- Task details
Your copy of the material must match it exactly, except that pictures are dropped.

Extracted data entries:
◇ ◇ ◇ ◇ ◇ ◇ ◇
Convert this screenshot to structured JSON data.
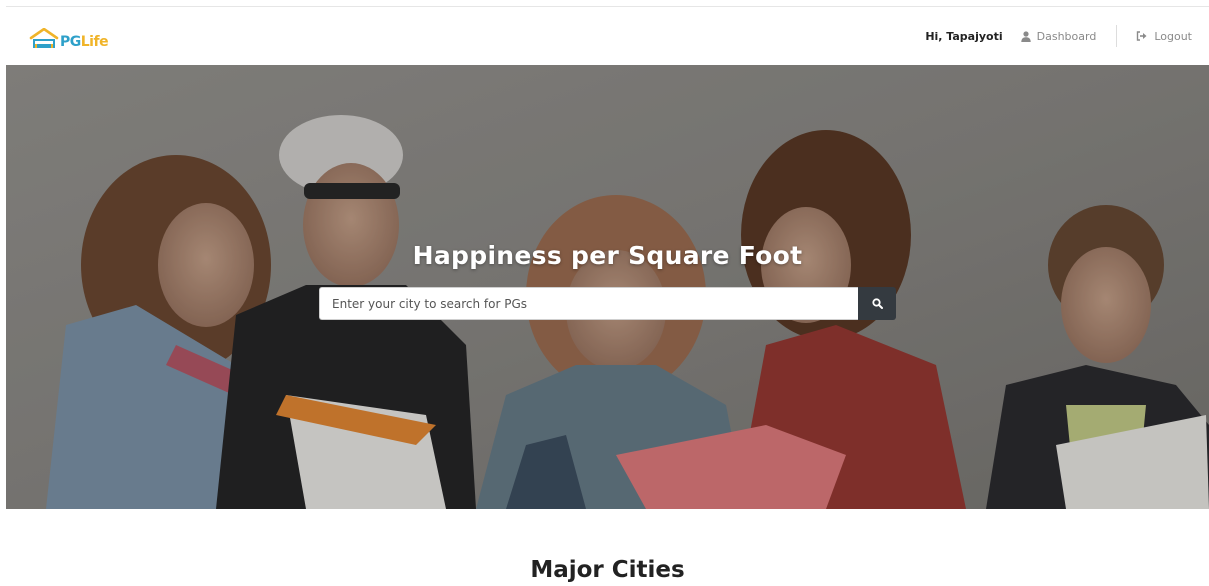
{
  "brand": {
    "name_part1": "PG",
    "name_part2": "Life",
    "logo_icon": "house-logo-icon",
    "colors": {
      "pg": "#2ea0c9",
      "life": "#f0b429"
    }
  },
  "navbar": {
    "greeting": "Hi, Tapajyoti",
    "dashboard_label": "Dashboard",
    "dashboard_icon": "user-icon",
    "logout_label": "Logout",
    "logout_icon": "sign-out-icon"
  },
  "hero": {
    "title": "Happiness per Square Foot",
    "search_placeholder": "Enter your city to search for PGs",
    "search_value": "",
    "search_icon": "search-icon",
    "button_color": "#343a40"
  },
  "sections": {
    "major_cities_heading": "Major Cities"
  }
}
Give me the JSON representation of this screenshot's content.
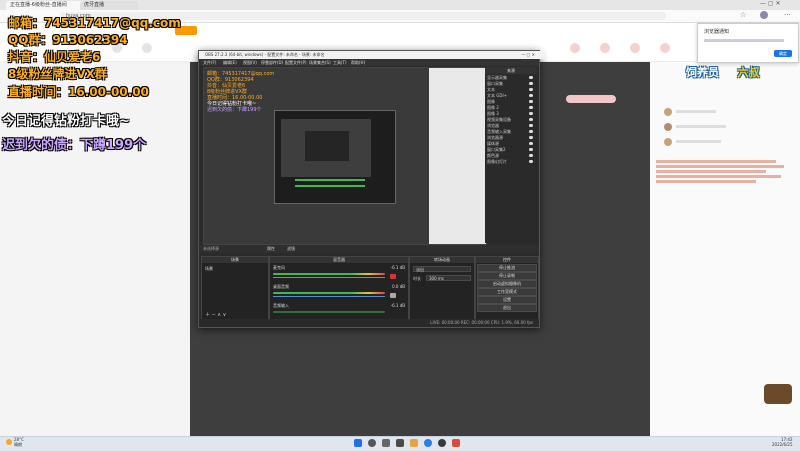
◇ ◇ ◇ ◇ ◇ ◇ ◇
- Result of the exercise
Convert this screenshot to structured JSON data.
{
  "brand": {
    "name_part1": "PG",
    "name_part2": "Life",
    "logo_icon": "house-logo-icon",
    "colors": {
      "pg": "#2ea0c9",
      "life": "#f0b429"
    }
  },
  "navbar": {
    "greeting": "Hi, Tapajyoti",
    "dashboard_label": "Dashboard",
    "dashboard_icon": "user-icon",
    "logout_label": "Logout",
    "logout_icon": "sign-out-icon"
  },
  "hero": {
    "title": "Happiness per Square Foot",
    "search_placeholder": "Enter your city to search for PGs",
    "search_value": "",
    "search_icon": "search-icon",
    "button_color": "#343a40"
  },
  "sections": {
    "major_cities_heading": "Major Cities"
  }
}
Give me the JSON representation of this screenshot's content.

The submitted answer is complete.